WHAT THE EXERCISE ASKS ▸ Transcribe the material verbatim in full; the pictures do not belong in the copy.

DATA SUPPLIED ▸
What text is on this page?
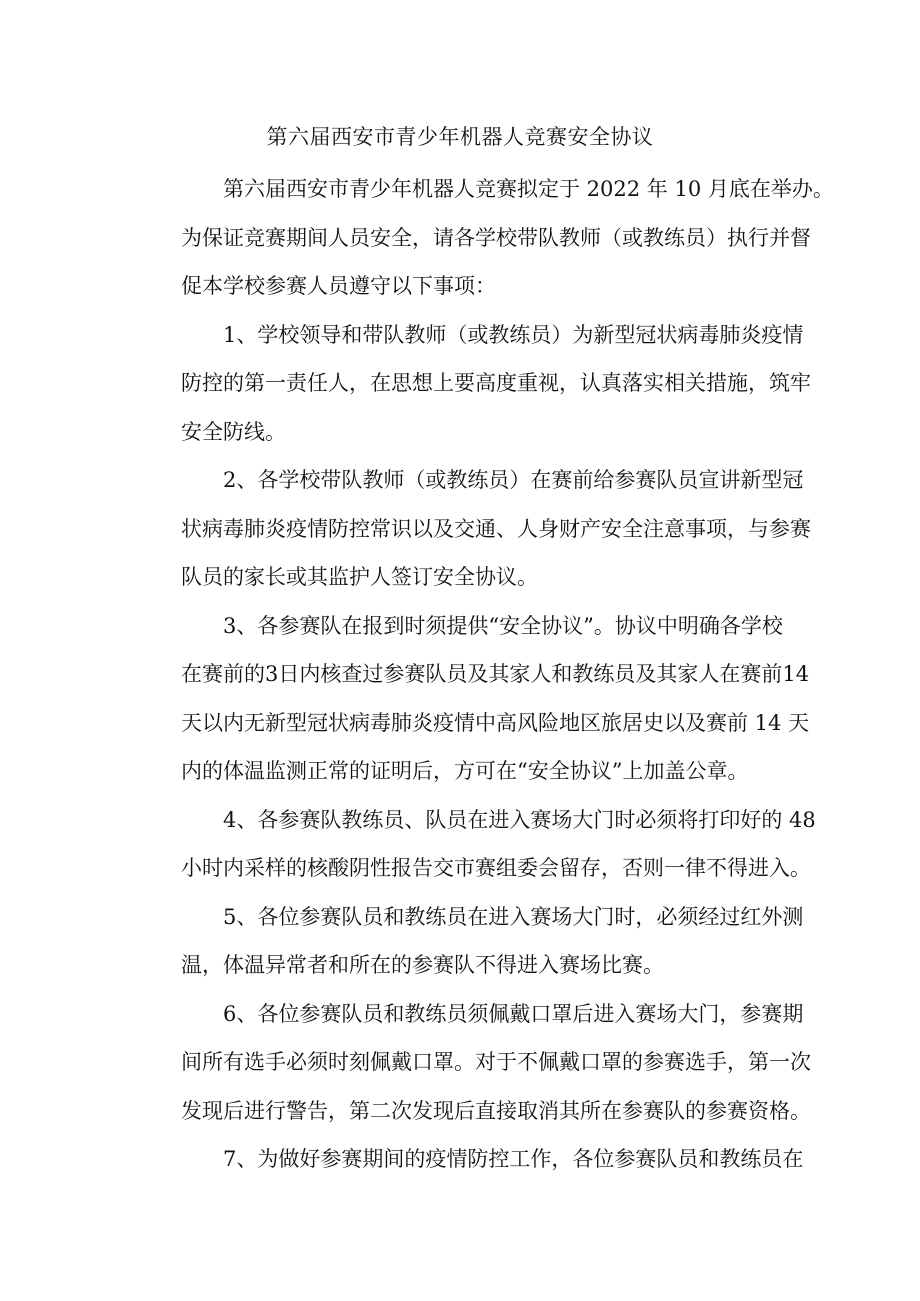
第六届西安市青少年机器人竞赛安全协议
第六届西安市青少年机器人竞赛拟定于 2022 年 10 月底在举办。
为保证竞赛期间人员安全，请各学校带队教师（或教练员）执行并督
促本学校参赛人员遵守以下事项：
1、学校领导和带队教师（或教练员）为新型冠状病毒肺炎疫情
防控的第一责任人，在思想上要高度重视，认真落实相关措施，筑牢
安全防线。
2、各学校带队教师（或教练员）在赛前给参赛队员宣讲新型冠
状病毒肺炎疫情防控常识以及交通、人身财产安全注意事项，与参赛
队员的家长或其监护人签订安全协议。
3、各参赛队在报到时须提供“安全协议”。协议中明确各学校
在赛前的3日内核查过参赛队员及其家人和教练员及其家人在赛前14
天以内无新型冠状病毒肺炎疫情中高风险地区旅居史以及赛前 14 天
内的体温监测正常的证明后，方可在“安全协议”上加盖公章。
4、各参赛队教练员、队员在进入赛场大门时必须将打印好的 48
小时内采样的核酸阴性报告交市赛组委会留存，否则一律不得进入。
5、各位参赛队员和教练员在进入赛场大门时，必须经过红外测
温，体温异常者和所在的参赛队不得进入赛场比赛。
6、各位参赛队员和教练员须佩戴口罩后进入赛场大门，参赛期
间所有选手必须时刻佩戴口罩。对于不佩戴口罩的参赛选手，第一次
发现后进行警告，第二次发现后直接取消其所在参赛队的参赛资格。
7、为做好参赛期间的疫情防控工作，各位参赛队员和教练员在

FINAL RESULT ▸
What text is on this page?
第六届西安市青少年机器人竞赛安全协议
第六届西安市青少年机器人竞赛拟定于 2022 年 10 月底在举办。
为保证竞赛期间人员安全，请各学校带队教师（或教练员）执行并督
促本学校参赛人员遵守以下事项：
1、学校领导和带队教师（或教练员）为新型冠状病毒肺炎疫情
防控的第一责任人，在思想上要高度重视，认真落实相关措施，筑牢
安全防线。
2、各学校带队教师（或教练员）在赛前给参赛队员宣讲新型冠
状病毒肺炎疫情防控常识以及交通、人身财产安全注意事项，与参赛
队员的家长或其监护人签订安全协议。
3、各参赛队在报到时须提供“安全协议”。协议中明确各学校
在赛前的3日内核查过参赛队员及其家人和教练员及其家人在赛前14
天以内无新型冠状病毒肺炎疫情中高风险地区旅居史以及赛前 14 天
内的体温监测正常的证明后，方可在“安全协议”上加盖公章。
4、各参赛队教练员、队员在进入赛场大门时必须将打印好的 48
小时内采样的核酸阴性报告交市赛组委会留存，否则一律不得进入。
5、各位参赛队员和教练员在进入赛场大门时，必须经过红外测
温，体温异常者和所在的参赛队不得进入赛场比赛。
6、各位参赛队员和教练员须佩戴口罩后进入赛场大门，参赛期
间所有选手必须时刻佩戴口罩。对于不佩戴口罩的参赛选手，第一次
发现后进行警告，第二次发现后直接取消其所在参赛队的参赛资格。
7、为做好参赛期间的疫情防控工作，各位参赛队员和教练员在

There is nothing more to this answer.